WHAT YOU ARE ASKED TO DO: Each line that holds the word "Average" is to be identified and copied.

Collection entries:

[start]

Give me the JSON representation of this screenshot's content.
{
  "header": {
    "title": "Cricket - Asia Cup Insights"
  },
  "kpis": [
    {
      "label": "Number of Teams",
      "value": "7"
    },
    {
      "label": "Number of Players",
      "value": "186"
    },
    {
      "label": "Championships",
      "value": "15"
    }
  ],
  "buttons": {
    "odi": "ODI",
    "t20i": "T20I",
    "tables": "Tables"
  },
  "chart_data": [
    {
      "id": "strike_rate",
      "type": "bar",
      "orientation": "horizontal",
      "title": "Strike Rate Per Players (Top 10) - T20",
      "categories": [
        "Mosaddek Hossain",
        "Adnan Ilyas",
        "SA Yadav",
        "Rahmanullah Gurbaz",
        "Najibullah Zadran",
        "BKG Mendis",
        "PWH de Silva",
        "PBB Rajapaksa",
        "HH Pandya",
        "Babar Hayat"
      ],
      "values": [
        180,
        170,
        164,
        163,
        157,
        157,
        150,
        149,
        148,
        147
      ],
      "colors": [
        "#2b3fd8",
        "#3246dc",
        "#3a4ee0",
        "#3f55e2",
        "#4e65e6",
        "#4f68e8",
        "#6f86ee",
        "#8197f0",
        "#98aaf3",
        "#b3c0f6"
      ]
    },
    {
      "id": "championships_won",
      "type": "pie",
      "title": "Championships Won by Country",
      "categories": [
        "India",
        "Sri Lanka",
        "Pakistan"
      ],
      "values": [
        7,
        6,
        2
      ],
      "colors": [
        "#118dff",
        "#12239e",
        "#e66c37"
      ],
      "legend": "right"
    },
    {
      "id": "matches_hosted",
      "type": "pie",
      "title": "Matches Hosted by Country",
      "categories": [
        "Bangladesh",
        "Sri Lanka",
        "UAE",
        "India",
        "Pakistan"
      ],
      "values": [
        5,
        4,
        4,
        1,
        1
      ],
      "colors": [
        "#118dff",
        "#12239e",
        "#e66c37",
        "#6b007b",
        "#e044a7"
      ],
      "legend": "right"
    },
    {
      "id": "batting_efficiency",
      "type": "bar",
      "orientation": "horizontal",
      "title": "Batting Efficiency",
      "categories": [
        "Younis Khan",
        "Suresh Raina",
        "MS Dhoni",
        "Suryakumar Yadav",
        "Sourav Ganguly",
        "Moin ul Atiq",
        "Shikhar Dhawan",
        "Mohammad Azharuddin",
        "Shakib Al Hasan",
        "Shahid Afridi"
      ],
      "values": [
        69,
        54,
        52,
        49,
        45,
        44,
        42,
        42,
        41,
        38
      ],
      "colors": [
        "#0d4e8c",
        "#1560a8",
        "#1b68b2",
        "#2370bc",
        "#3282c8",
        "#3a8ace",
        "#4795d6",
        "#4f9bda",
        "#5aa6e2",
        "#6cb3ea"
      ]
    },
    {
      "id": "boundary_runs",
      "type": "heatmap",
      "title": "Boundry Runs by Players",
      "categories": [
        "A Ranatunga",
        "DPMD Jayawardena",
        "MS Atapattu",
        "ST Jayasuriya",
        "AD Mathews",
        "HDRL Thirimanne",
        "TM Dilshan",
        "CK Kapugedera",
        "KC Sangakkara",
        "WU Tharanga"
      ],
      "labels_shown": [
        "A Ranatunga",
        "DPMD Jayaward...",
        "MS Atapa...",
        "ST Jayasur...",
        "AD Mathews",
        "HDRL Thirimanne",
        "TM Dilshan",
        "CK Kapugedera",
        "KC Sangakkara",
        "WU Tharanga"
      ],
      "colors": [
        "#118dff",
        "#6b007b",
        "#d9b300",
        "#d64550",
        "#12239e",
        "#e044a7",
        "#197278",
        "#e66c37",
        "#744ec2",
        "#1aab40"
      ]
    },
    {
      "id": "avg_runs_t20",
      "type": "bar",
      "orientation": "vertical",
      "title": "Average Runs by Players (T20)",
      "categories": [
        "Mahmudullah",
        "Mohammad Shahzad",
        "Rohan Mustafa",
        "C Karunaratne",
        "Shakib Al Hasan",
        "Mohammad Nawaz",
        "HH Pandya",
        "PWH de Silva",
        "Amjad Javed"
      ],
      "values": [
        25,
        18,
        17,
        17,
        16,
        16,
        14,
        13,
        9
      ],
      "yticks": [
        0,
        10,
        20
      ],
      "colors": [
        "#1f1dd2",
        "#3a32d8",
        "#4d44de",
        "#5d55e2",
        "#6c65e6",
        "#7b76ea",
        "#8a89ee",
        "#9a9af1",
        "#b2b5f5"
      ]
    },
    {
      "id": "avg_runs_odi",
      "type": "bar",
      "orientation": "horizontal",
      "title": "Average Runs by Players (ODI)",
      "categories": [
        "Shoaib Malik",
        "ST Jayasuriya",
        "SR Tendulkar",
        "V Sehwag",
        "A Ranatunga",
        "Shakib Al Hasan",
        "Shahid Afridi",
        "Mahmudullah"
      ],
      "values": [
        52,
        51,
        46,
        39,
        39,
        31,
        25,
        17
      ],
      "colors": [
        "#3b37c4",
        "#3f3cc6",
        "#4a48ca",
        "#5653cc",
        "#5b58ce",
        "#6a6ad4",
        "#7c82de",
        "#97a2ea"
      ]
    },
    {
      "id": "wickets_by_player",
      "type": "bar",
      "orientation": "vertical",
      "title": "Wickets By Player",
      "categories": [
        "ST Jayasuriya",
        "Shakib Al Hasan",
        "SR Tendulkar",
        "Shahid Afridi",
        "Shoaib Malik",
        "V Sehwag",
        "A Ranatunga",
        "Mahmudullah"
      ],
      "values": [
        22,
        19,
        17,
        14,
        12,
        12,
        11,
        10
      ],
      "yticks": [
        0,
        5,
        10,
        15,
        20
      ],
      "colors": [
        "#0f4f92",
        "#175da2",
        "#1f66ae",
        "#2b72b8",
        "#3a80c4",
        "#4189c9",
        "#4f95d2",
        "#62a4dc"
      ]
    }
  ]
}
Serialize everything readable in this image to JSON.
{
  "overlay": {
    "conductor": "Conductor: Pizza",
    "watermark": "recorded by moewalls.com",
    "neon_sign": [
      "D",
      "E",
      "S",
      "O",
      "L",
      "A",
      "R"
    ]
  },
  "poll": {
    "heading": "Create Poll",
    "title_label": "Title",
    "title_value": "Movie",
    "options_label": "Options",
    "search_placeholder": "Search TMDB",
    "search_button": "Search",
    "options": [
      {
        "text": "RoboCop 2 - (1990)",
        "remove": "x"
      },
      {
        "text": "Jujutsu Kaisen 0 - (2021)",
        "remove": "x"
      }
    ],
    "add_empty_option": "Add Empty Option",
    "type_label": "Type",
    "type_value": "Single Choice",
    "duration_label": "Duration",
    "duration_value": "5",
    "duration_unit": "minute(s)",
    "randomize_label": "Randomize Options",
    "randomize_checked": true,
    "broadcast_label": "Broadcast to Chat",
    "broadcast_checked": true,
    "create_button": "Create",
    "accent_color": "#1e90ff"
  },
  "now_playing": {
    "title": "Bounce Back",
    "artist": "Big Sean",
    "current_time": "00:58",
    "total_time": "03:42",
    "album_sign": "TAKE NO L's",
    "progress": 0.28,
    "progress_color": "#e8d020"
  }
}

[end]

EXERCISE RESPONSE:
      "title": "Average Runs by Players (T20)",
      "title": "Average Runs by Players (ODI)",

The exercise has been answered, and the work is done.